* [Task requirements]
Below is a block of data; give all of it again word for word.
— start Data records —
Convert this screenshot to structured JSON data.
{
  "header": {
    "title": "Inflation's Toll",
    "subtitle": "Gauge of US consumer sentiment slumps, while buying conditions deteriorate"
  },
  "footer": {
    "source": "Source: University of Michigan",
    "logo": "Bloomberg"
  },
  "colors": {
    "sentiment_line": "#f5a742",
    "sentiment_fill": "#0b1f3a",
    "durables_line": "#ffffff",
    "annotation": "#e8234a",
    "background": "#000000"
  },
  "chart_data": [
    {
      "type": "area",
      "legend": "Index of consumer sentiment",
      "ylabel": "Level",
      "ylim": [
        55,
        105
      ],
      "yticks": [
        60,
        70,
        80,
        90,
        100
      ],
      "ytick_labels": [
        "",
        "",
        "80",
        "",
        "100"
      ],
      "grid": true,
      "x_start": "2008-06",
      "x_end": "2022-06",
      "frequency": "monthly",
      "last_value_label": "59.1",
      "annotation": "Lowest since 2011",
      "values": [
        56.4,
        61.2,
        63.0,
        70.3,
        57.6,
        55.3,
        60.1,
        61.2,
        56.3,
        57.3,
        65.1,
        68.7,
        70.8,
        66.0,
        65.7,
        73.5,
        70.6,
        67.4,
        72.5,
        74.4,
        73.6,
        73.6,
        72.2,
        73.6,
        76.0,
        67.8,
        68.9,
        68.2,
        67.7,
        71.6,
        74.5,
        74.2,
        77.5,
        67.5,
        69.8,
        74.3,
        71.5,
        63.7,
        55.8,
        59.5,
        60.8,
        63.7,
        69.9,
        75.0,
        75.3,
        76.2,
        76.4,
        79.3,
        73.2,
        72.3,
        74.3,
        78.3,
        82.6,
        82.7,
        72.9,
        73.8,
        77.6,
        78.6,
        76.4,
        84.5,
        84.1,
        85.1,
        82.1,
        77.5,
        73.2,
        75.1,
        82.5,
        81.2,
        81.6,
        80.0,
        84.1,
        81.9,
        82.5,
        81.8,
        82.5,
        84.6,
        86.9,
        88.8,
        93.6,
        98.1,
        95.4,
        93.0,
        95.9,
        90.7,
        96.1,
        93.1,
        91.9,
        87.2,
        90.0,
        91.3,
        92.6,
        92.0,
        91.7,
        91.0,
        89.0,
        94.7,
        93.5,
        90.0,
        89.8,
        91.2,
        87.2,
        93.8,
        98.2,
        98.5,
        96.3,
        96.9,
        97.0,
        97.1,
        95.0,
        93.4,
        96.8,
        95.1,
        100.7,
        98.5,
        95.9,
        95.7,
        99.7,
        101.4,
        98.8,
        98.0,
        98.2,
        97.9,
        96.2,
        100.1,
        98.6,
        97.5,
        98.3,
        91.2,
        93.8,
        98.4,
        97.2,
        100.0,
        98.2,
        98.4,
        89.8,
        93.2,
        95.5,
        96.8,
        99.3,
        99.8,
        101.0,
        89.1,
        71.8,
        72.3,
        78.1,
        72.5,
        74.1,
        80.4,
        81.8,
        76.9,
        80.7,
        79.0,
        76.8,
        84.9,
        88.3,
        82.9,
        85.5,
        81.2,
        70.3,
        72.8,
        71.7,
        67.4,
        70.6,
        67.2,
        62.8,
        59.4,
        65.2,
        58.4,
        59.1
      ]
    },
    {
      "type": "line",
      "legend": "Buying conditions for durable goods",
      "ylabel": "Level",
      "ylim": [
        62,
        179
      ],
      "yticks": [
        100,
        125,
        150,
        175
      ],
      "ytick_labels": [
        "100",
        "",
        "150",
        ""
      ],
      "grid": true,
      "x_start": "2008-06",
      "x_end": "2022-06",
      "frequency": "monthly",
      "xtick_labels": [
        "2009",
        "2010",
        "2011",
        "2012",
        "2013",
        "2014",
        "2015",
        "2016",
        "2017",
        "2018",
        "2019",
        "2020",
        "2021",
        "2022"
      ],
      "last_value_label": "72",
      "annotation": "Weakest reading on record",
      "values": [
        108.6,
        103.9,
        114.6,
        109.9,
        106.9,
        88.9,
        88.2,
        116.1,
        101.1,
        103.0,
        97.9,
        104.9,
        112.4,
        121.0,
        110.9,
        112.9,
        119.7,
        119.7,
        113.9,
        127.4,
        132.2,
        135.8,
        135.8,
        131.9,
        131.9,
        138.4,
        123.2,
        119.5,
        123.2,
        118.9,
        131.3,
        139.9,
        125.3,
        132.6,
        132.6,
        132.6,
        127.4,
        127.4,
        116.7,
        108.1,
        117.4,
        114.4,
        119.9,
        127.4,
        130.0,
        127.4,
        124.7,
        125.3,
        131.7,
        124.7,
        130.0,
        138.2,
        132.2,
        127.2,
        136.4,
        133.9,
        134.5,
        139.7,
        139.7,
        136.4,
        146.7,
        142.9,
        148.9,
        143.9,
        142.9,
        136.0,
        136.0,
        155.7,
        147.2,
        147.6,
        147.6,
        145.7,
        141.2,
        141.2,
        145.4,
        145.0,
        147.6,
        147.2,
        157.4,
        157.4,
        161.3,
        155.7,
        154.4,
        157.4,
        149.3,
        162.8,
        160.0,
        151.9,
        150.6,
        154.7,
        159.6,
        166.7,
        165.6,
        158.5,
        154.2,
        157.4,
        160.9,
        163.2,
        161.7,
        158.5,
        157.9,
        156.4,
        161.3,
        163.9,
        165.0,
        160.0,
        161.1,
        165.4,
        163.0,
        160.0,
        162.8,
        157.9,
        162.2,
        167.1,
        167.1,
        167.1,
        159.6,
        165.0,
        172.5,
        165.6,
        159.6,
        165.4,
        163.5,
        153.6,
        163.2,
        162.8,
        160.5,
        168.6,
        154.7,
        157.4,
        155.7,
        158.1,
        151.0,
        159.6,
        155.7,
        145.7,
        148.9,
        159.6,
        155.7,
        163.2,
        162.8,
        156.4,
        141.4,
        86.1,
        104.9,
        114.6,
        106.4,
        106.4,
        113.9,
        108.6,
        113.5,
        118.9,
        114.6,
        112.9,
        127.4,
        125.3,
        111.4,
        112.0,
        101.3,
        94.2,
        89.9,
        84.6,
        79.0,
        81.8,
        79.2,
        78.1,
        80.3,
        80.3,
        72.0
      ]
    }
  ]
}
— end Data records —
* [Correct answer]
Convert this screenshot to structured JSON data.
{
  "header": {
    "title": "Inflation's Toll",
    "subtitle": "Gauge of US consumer sentiment slumps, while buying conditions deteriorate"
  },
  "footer": {
    "source": "Source: University of Michigan",
    "logo": "Bloomberg"
  },
  "colors": {
    "sentiment_line": "#f5a742",
    "sentiment_fill": "#0b1f3a",
    "durables_line": "#ffffff",
    "annotation": "#e8234a",
    "background": "#000000"
  },
  "chart_data": [
    {
      "type": "area",
      "legend": "Index of consumer sentiment",
      "ylabel": "Level",
      "ylim": [
        55,
        105
      ],
      "yticks": [
        60,
        70,
        80,
        90,
        100
      ],
      "ytick_labels": [
        "",
        "",
        "80",
        "",
        "100"
      ],
      "grid": true,
      "x_start": "2008-06",
      "x_end": "2022-06",
      "frequency": "monthly",
      "last_value_label": "59.1",
      "annotation": "Lowest since 2011",
      "values": [
        56.4,
        61.2,
        63.0,
        70.3,
        57.6,
        55.3,
        60.1,
        61.2,
        56.3,
        57.3,
        65.1,
        68.7,
        70.8,
        66.0,
        65.7,
        73.5,
        70.6,
        67.4,
        72.5,
        74.4,
        73.6,
        73.6,
        72.2,
        73.6,
        76.0,
        67.8,
        68.9,
        68.2,
        67.7,
        71.6,
        74.5,
        74.2,
        77.5,
        67.5,
        69.8,
        74.3,
        71.5,
        63.7,
        55.8,
        59.5,
        60.8,
        63.7,
        69.9,
        75.0,
        75.3,
        76.2,
        76.4,
        79.3,
        73.2,
        72.3,
        74.3,
        78.3,
        82.6,
        82.7,
        72.9,
        73.8,
        77.6,
        78.6,
        76.4,
        84.5,
        84.1,
        85.1,
        82.1,
        77.5,
        73.2,
        75.1,
        82.5,
        81.2,
        81.6,
        80.0,
        84.1,
        81.9,
        82.5,
        81.8,
        82.5,
        84.6,
        86.9,
        88.8,
        93.6,
        98.1,
        95.4,
        93.0,
        95.9,
        90.7,
        96.1,
        93.1,
        91.9,
        87.2,
        90.0,
        91.3,
        92.6,
        92.0,
        91.7,
        91.0,
        89.0,
        94.7,
        93.5,
        90.0,
        89.8,
        91.2,
        87.2,
        93.8,
        98.2,
        98.5,
        96.3,
        96.9,
        97.0,
        97.1,
        95.0,
        93.4,
        96.8,
        95.1,
        100.7,
        98.5,
        95.9,
        95.7,
        99.7,
        101.4,
        98.8,
        98.0,
        98.2,
        97.9,
        96.2,
        100.1,
        98.6,
        97.5,
        98.3,
        91.2,
        93.8,
        98.4,
        97.2,
        100.0,
        98.2,
        98.4,
        89.8,
        93.2,
        95.5,
        96.8,
        99.3,
        99.8,
        101.0,
        89.1,
        71.8,
        72.3,
        78.1,
        72.5,
        74.1,
        80.4,
        81.8,
        76.9,
        80.7,
        79.0,
        76.8,
        84.9,
        88.3,
        82.9,
        85.5,
        81.2,
        70.3,
        72.8,
        71.7,
        67.4,
        70.6,
        67.2,
        62.8,
        59.4,
        65.2,
        58.4,
        59.1
      ]
    },
    {
      "type": "line",
      "legend": "Buying conditions for durable goods",
      "ylabel": "Level",
      "ylim": [
        62,
        179
      ],
      "yticks": [
        100,
        125,
        150,
        175
      ],
      "ytick_labels": [
        "100",
        "",
        "150",
        ""
      ],
      "grid": true,
      "x_start": "2008-06",
      "x_end": "2022-06",
      "frequency": "monthly",
      "xtick_labels": [
        "2009",
        "2010",
        "2011",
        "2012",
        "2013",
        "2014",
        "2015",
        "2016",
        "2017",
        "2018",
        "2019",
        "2020",
        "2021",
        "2022"
      ],
      "last_value_label": "72",
      "annotation": "Weakest reading on record",
      "values": [
        108.6,
        103.9,
        114.6,
        109.9,
        106.9,
        88.9,
        88.2,
        116.1,
        101.1,
        103.0,
        97.9,
        104.9,
        112.4,
        121.0,
        110.9,
        112.9,
        119.7,
        119.7,
        113.9,
        127.4,
        132.2,
        135.8,
        135.8,
        131.9,
        131.9,
        138.4,
        123.2,
        119.5,
        123.2,
        118.9,
        131.3,
        139.9,
        125.3,
        132.6,
        132.6,
        132.6,
        127.4,
        127.4,
        116.7,
        108.1,
        117.4,
        114.4,
        119.9,
        127.4,
        130.0,
        127.4,
        124.7,
        125.3,
        131.7,
        124.7,
        130.0,
        138.2,
        132.2,
        127.2,
        136.4,
        133.9,
        134.5,
        139.7,
        139.7,
        136.4,
        146.7,
        142.9,
        148.9,
        143.9,
        142.9,
        136.0,
        136.0,
        155.7,
        147.2,
        147.6,
        147.6,
        145.7,
        141.2,
        141.2,
        145.4,
        145.0,
        147.6,
        147.2,
        157.4,
        157.4,
        161.3,
        155.7,
        154.4,
        157.4,
        149.3,
        162.8,
        160.0,
        151.9,
        150.6,
        154.7,
        159.6,
        166.7,
        165.6,
        158.5,
        154.2,
        157.4,
        160.9,
        163.2,
        161.7,
        158.5,
        157.9,
        156.4,
        161.3,
        163.9,
        165.0,
        160.0,
        161.1,
        165.4,
        163.0,
        160.0,
        162.8,
        157.9,
        162.2,
        167.1,
        167.1,
        167.1,
        159.6,
        165.0,
        172.5,
        165.6,
        159.6,
        165.4,
        163.5,
        153.6,
        163.2,
        162.8,
        160.5,
        168.6,
        154.7,
        157.4,
        155.7,
        158.1,
        151.0,
        159.6,
        155.7,
        145.7,
        148.9,
        159.6,
        155.7,
        163.2,
        162.8,
        156.4,
        141.4,
        86.1,
        104.9,
        114.6,
        106.4,
        106.4,
        113.9,
        108.6,
        113.5,
        118.9,
        114.6,
        112.9,
        127.4,
        125.3,
        111.4,
        112.0,
        101.3,
        94.2,
        89.9,
        84.6,
        79.0,
        81.8,
        79.2,
        78.1,
        80.3,
        80.3,
        72.0
      ]
    }
  ]
}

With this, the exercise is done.